(Collected data entries)
+-------+

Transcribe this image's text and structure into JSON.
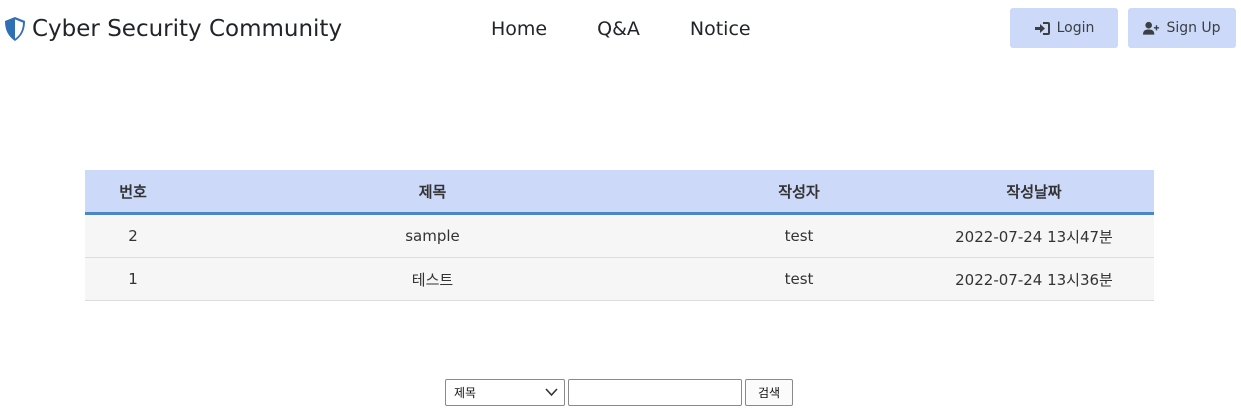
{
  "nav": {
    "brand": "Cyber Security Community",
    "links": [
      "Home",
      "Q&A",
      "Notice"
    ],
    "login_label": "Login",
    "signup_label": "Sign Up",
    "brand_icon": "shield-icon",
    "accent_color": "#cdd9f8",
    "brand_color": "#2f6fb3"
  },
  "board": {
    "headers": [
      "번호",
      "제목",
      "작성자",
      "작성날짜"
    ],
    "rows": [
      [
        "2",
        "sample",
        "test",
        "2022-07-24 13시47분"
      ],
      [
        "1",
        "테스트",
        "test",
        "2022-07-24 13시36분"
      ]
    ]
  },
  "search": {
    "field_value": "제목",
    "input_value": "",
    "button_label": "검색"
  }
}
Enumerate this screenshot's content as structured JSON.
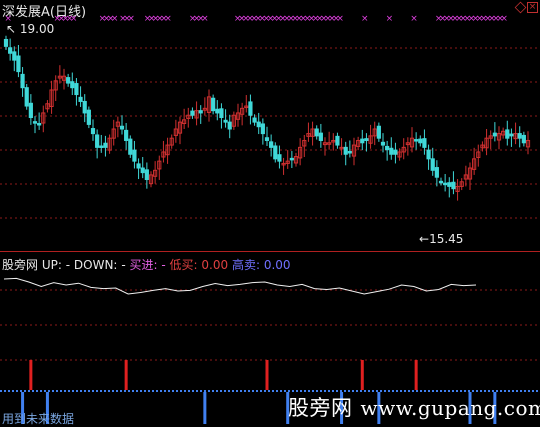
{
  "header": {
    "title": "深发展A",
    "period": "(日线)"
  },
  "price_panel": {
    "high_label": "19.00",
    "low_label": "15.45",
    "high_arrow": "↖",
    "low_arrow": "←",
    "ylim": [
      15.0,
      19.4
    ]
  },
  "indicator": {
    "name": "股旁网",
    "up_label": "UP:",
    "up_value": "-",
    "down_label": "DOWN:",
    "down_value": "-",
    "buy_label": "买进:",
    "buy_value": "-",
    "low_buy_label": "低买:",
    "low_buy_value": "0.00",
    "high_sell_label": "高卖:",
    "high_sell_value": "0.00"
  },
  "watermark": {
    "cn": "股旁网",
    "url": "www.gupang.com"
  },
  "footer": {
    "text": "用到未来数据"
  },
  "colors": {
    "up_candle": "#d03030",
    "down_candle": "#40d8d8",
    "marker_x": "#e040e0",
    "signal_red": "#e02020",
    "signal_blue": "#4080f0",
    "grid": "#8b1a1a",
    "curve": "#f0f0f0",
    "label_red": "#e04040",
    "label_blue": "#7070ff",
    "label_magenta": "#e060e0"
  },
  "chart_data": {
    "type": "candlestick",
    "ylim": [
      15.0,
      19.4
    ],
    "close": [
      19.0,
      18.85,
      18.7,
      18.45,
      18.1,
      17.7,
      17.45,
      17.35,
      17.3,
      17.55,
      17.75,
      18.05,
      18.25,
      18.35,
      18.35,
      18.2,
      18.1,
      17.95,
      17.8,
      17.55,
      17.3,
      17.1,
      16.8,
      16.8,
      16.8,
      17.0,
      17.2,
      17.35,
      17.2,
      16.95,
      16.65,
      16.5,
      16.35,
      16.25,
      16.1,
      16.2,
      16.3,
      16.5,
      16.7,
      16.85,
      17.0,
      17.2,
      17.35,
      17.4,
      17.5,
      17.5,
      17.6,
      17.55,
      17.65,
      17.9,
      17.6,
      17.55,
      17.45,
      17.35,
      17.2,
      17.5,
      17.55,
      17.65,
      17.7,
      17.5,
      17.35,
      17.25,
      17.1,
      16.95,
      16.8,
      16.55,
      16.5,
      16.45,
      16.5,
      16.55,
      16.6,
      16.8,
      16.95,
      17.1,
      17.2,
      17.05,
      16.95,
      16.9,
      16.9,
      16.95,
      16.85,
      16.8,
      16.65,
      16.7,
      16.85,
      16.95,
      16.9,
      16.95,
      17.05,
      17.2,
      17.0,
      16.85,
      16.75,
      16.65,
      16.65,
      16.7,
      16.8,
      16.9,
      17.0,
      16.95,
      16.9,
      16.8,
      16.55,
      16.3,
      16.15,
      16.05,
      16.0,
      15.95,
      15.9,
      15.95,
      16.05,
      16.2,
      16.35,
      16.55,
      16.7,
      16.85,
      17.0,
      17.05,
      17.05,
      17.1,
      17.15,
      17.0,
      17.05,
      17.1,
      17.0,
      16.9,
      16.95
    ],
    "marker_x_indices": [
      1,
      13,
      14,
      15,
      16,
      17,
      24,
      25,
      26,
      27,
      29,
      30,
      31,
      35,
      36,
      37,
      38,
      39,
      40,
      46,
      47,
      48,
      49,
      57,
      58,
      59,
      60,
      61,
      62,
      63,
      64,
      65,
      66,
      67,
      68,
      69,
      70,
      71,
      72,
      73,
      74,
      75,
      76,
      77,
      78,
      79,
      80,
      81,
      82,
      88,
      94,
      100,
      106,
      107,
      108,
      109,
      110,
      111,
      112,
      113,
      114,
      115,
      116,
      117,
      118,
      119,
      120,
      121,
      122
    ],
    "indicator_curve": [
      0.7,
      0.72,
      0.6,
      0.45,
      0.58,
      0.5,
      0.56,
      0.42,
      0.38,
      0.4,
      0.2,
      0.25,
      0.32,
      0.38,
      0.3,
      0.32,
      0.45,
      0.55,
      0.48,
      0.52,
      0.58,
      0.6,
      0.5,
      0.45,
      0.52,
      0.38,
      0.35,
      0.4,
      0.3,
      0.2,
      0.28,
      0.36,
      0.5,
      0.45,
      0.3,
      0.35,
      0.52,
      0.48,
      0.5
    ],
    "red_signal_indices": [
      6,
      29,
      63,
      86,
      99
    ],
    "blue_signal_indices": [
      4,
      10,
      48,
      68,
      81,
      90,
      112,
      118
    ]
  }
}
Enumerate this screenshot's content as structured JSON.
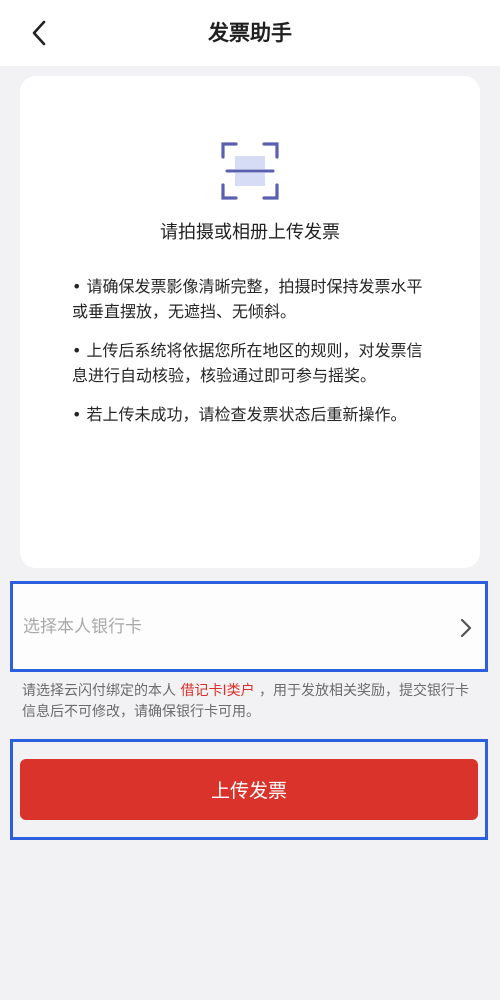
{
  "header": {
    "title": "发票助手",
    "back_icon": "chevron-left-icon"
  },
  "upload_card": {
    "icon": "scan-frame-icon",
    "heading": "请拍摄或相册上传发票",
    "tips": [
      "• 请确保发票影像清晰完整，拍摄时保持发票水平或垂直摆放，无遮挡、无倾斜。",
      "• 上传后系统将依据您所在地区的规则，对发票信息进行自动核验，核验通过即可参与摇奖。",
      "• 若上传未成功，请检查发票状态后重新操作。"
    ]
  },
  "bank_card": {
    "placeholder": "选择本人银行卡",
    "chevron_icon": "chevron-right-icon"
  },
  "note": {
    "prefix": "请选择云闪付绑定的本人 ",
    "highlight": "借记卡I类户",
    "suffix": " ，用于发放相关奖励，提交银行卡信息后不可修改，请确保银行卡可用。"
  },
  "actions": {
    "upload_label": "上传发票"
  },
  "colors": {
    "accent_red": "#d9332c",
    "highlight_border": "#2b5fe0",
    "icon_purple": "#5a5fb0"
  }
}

+-------+

WHAT YOU SHOULD DO
All of the lines above should be printed exactly, minus the pictures.

EXERCISE OUTPUT
Transcribe this image's text and structure into JSON.
{
  "nav": {
    "brand": "Cyber Security Community",
    "links": [
      "Home",
      "Q&A",
      "Notice"
    ],
    "login_label": "Login",
    "signup_label": "Sign Up",
    "brand_icon": "shield-icon",
    "accent_color": "#cdd9f8",
    "brand_color": "#2f6fb3"
  },
  "board": {
    "headers": [
      "번호",
      "제목",
      "작성자",
      "작성날짜"
    ],
    "rows": [
      [
        "2",
        "sample",
        "test",
        "2022-07-24 13시47분"
      ],
      [
        "1",
        "테스트",
        "test",
        "2022-07-24 13시36분"
      ]
    ]
  },
  "search": {
    "field_value": "제목",
    "input_value": "",
    "button_label": "검색"
  }
}
Enumerate this screenshot's content as structured JSON.
{
  "header": {
    "title": "深发展A",
    "period": "(日线)"
  },
  "price_panel": {
    "high_label": "19.00",
    "low_label": "15.45",
    "high_arrow": "↖",
    "low_arrow": "←",
    "ylim": [
      15.0,
      19.4
    ]
  },
  "indicator": {
    "name": "股旁网",
    "up_label": "UP:",
    "up_value": "-",
    "down_label": "DOWN:",
    "down_value": "-",
    "buy_label": "买进:",
    "buy_value": "-",
    "low_buy_label": "低买:",
    "low_buy_value": "0.00",
    "high_sell_label": "高卖:",
    "high_sell_value": "0.00"
  },
  "watermark": {
    "cn": "股旁网",
    "url": "www.gupang.com"
  },
  "footer": {
    "text": "用到未来数据"
  },
  "colors": {
    "up_candle": "#d03030",
    "down_candle": "#40d8d8",
    "marker_x": "#e040e0",
    "signal_red": "#e02020",
    "signal_blue": "#4080f0",
    "grid": "#8b1a1a",
    "curve": "#f0f0f0",
    "label_red": "#e04040",
    "label_blue": "#7070ff",
    "label_magenta": "#e060e0"
  },
  "chart_data": {
    "type": "candlestick",
    "ylim": [
      15.0,
      19.4
    ],
    "close": [
      19.0,
      18.85,
      18.7,
      18.45,
      18.1,
      17.7,
      17.45,
      17.35,
      17.3,
      17.55,
      17.75,
      18.05,
      18.25,
      18.35,
      18.35,
      18.2,
      18.1,
      17.95,
      17.8,
      17.55,
      17.3,
      17.1,
      16.8,
      16.8,
      16.8,
      17.0,
      17.2,
      17.35,
      17.2,
      16.95,
      16.65,
      16.5,
      16.35,
      16.25,
      16.1,
      16.2,
      16.3,
      16.5,
      16.7,
      16.85,
      17.0,
      17.2,
      17.35,
      17.4,
      17.5,
      17.5,
      17.6,
      17.55,
      17.65,
      17.9,
      17.6,
      17.55,
      17.45,
      17.35,
      17.2,
      17.5,
      17.55,
      17.65,
      17.7,
      17.5,
      17.35,
      17.25,
      17.1,
      16.95,
      16.8,
      16.55,
      16.5,
      16.45,
      16.5,
      16.55,
      16.6,
      16.8,
      16.95,
      17.1,
      17.2,
      17.05,
      16.95,
      16.9,
      16.9,
      16.95,
      16.85,
      16.8,
      16.65,
      16.7,
      16.85,
      16.95,
      16.9,
      16.95,
      17.05,
      17.2,
      17.0,
      16.85,
      16.75,
      16.65,
      16.65,
      16.7,
      16.8,
      16.9,
      17.0,
      16.95,
      16.9,
      16.8,
      16.55,
      16.3,
      16.15,
      16.05,
      16.0,
      15.95,
      15.9,
      15.95,
      16.05,
      16.2,
      16.35,
      16.55,
      16.7,
      16.85,
      17.0,
      17.05,
      17.05,
      17.1,
      17.15,
      17.0,
      17.05,
      17.1,
      17.0,
      16.9,
      16.95
    ],
    "marker_x_indices": [
      1,
      13,
      14,
      15,
      16,
      17,
      24,
      25,
      26,
      27,
      29,
      30,
      31,
      35,
      36,
      37,
      38,
      39,
      40,
      46,
      47,
      48,
      49,
      57,
      58,
      59,
      60,
      61,
      62,
      63,
      64,
      65,
      66,
      67,
      68,
      69,
      70,
      71,
      72,
      73,
      74,
      75,
      76,
      77,
      78,
      79,
      80,
      81,
      82,
      88,
      94,
      100,
      106,
      107,
      108,
      109,
      110,
      111,
      112,
      113,
      114,
      115,
      116,
      117,
      118,
      119,
      120,
      121,
      122
    ],
    "indicator_curve": [
      0.7,
      0.72,
      0.6,
      0.45,
      0.58,
      0.5,
      0.56,
      0.42,
      0.38,
      0.4,
      0.2,
      0.25,
      0.32,
      0.38,
      0.3,
      0.32,
      0.45,
      0.55,
      0.48,
      0.52,
      0.58,
      0.6,
      0.5,
      0.45,
      0.52,
      0.38,
      0.35,
      0.4,
      0.3,
      0.2,
      0.28,
      0.36,
      0.5,
      0.45,
      0.3,
      0.35,
      0.52,
      0.48,
      0.5
    ],
    "red_signal_indices": [
      6,
      29,
      63,
      86,
      99
    ],
    "blue_signal_indices": [
      4,
      10,
      48,
      68,
      81,
      90,
      112,
      118
    ]
  }
}
Enumerate this screenshot's content as structured JSON.
{
  "header": {
    "title": "发票助手",
    "back_icon": "chevron-left-icon"
  },
  "upload_card": {
    "icon": "scan-frame-icon",
    "heading": "请拍摄或相册上传发票",
    "tips": [
      "• 请确保发票影像清晰完整，拍摄时保持发票水平或垂直摆放，无遮挡、无倾斜。",
      "• 上传后系统将依据您所在地区的规则，对发票信息进行自动核验，核验通过即可参与摇奖。",
      "• 若上传未成功，请检查发票状态后重新操作。"
    ]
  },
  "bank_card": {
    "placeholder": "选择本人银行卡",
    "chevron_icon": "chevron-right-icon"
  },
  "note": {
    "prefix": "请选择云闪付绑定的本人 ",
    "highlight": "借记卡I类户",
    "suffix": " ，用于发放相关奖励，提交银行卡信息后不可修改，请确保银行卡可用。"
  },
  "actions": {
    "upload_label": "上传发票"
  },
  "colors": {
    "accent_red": "#d9332c",
    "highlight_border": "#2b5fe0",
    "icon_purple": "#5a5fb0"
  }
}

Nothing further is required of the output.